# GIVEN TASK
Take the data from its first line through the line that contains "- attr-row: CATGEO (1)Point: [819, 478, 931, 495]", and write those lines out again with each "depth-sounding" swapped for "sounding-value" and nothing else altered.

# STORED ROWS
────────────────────

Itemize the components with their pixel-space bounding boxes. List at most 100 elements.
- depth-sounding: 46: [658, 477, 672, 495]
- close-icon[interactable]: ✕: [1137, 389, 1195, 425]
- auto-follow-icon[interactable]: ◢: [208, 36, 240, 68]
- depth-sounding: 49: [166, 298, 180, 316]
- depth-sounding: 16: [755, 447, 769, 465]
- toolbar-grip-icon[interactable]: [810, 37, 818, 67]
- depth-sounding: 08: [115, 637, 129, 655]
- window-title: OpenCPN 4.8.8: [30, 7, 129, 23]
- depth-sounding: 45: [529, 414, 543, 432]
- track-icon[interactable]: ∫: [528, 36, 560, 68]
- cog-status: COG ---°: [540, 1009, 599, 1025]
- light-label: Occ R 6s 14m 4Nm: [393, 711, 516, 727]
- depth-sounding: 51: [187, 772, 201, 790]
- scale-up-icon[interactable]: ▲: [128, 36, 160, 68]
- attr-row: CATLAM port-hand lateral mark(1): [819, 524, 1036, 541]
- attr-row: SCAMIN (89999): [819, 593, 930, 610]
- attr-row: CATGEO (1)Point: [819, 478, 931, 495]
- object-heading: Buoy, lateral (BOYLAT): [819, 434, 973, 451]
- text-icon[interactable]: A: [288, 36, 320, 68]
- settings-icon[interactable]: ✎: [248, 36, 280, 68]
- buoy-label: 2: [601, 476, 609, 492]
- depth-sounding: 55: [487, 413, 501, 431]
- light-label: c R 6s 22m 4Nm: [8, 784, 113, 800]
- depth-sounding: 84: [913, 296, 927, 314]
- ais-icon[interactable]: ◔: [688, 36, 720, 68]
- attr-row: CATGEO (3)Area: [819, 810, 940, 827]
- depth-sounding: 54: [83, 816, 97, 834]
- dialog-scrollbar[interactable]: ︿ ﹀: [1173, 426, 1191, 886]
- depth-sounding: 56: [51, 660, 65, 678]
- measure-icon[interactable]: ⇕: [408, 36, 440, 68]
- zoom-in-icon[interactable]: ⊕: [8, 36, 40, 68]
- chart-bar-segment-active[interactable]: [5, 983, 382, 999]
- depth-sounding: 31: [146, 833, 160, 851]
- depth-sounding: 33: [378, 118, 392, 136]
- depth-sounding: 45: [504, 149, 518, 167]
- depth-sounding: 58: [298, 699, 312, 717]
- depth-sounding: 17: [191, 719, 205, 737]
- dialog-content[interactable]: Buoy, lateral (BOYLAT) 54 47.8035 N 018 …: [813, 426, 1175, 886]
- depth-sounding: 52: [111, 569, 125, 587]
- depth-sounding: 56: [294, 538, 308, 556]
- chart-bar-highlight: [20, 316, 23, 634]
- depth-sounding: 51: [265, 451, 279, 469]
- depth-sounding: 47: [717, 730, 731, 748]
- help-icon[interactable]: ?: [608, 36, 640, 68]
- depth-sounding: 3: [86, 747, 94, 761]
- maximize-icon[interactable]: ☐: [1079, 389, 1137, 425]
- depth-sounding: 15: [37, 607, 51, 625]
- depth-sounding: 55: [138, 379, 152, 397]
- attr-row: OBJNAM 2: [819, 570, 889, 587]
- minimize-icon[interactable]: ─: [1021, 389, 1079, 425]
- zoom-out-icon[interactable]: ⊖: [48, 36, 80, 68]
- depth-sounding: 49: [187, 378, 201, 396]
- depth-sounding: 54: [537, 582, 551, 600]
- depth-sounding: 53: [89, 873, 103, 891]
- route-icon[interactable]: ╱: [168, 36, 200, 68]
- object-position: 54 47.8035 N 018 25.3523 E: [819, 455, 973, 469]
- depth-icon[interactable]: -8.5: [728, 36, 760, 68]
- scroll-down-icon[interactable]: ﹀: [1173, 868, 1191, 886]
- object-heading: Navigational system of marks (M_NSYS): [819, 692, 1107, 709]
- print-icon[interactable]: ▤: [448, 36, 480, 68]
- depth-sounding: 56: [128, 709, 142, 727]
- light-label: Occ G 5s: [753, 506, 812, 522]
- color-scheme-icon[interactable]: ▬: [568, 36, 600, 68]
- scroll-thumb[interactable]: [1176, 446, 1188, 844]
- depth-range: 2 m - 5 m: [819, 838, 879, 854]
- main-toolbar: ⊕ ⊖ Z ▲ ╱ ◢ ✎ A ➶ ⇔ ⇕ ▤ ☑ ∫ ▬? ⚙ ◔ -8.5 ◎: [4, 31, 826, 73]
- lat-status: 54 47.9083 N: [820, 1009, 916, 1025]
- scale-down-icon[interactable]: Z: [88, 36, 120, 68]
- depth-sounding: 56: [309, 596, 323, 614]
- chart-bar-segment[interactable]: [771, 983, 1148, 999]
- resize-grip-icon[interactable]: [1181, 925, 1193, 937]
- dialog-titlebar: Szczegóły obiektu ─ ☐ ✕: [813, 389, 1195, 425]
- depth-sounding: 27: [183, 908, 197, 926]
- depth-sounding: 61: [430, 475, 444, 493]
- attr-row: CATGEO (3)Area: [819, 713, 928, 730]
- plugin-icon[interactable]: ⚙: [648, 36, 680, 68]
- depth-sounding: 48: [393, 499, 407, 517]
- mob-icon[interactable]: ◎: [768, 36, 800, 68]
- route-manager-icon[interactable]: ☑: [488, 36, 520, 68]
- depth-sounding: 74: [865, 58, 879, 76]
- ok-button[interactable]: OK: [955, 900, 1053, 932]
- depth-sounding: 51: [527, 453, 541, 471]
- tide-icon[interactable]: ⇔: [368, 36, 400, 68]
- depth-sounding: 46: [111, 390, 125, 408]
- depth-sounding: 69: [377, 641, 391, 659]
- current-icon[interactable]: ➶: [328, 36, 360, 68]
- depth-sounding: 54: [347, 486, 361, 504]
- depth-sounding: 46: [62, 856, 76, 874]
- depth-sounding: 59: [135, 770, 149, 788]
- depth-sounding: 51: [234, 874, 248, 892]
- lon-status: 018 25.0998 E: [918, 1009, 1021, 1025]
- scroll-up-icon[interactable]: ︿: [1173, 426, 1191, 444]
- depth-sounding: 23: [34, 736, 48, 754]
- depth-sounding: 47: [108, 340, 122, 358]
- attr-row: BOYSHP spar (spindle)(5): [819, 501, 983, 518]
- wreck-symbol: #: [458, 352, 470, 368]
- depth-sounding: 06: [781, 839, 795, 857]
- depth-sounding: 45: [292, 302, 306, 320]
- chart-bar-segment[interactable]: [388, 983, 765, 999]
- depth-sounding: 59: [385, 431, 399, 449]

────────────────────

# TASK OUTPUT
Itemize the components with their pixel-space bounding boxes. List at most 100 elements.
- sounding-value: 46: [658, 477, 672, 495]
- close-icon[interactable]: ✕: [1137, 389, 1195, 425]
- auto-follow-icon[interactable]: ◢: [208, 36, 240, 68]
- sounding-value: 49: [166, 298, 180, 316]
- sounding-value: 16: [755, 447, 769, 465]
- toolbar-grip-icon[interactable]: [810, 37, 818, 67]
- sounding-value: 08: [115, 637, 129, 655]
- window-title: OpenCPN 4.8.8: [30, 7, 129, 23]
- sounding-value: 45: [529, 414, 543, 432]
- track-icon[interactable]: ∫: [528, 36, 560, 68]
- cog-status: COG ---°: [540, 1009, 599, 1025]
- light-label: Occ R 6s 14m 4Nm: [393, 711, 516, 727]
- sounding-value: 51: [187, 772, 201, 790]
- scale-up-icon[interactable]: ▲: [128, 36, 160, 68]
- attr-row: CATLAM port-hand lateral mark(1): [819, 524, 1036, 541]
- attr-row: SCAMIN (89999): [819, 593, 930, 610]
- attr-row: CATGEO (1)Point: [819, 478, 931, 495]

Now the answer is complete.